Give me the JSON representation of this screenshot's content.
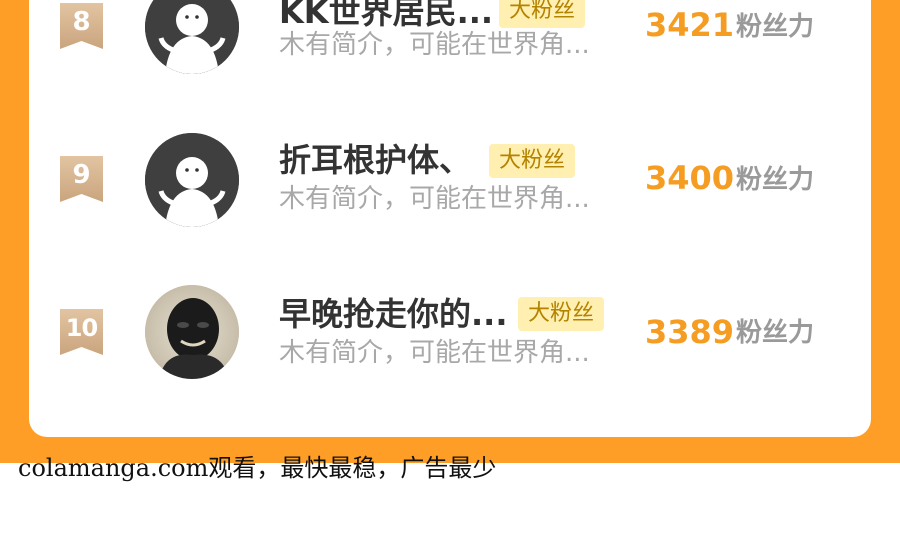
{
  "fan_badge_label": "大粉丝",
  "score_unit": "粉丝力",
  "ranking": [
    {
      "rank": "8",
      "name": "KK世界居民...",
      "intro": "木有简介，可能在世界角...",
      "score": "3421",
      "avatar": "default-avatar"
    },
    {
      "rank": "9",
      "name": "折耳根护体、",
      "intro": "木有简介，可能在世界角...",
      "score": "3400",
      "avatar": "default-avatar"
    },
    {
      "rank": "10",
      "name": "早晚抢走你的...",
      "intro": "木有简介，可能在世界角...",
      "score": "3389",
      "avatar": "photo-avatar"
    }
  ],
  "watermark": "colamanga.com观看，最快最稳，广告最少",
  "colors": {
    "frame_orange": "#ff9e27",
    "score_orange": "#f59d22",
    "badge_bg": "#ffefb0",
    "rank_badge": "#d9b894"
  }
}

************

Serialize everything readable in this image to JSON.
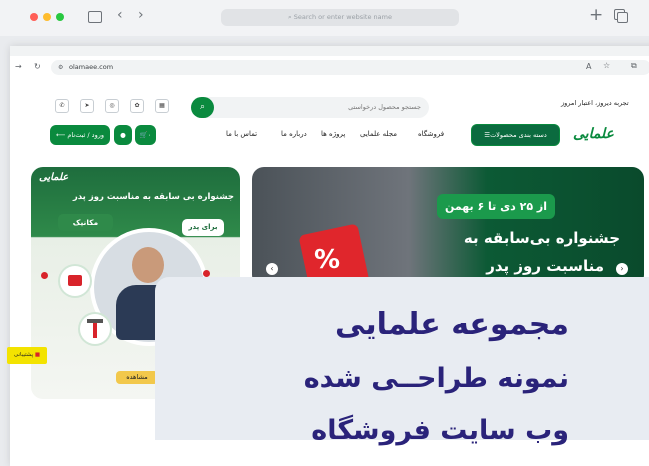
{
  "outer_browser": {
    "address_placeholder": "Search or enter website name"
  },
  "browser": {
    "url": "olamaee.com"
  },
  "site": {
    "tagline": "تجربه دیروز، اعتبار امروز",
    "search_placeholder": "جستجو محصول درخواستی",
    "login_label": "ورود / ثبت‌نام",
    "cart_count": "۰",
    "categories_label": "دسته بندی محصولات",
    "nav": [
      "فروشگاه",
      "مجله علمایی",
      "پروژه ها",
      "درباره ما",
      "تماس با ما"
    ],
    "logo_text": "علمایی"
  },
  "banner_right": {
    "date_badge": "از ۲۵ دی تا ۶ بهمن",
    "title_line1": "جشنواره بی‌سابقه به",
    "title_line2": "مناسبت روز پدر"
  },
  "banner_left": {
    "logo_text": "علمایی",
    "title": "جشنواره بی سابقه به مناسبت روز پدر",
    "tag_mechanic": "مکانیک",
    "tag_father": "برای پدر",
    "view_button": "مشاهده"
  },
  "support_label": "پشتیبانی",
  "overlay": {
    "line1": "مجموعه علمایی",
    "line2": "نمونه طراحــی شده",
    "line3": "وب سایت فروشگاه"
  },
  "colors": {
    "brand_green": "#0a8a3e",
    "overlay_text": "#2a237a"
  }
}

************

= TASK DETAILS =
Which lines hold the string "مناسبت"? List them all.

= THE ANSWER =
    "title_line2": "مناسبت روز پدر"
    "title": "جشنواره بی سابقه به مناسبت روز پدر",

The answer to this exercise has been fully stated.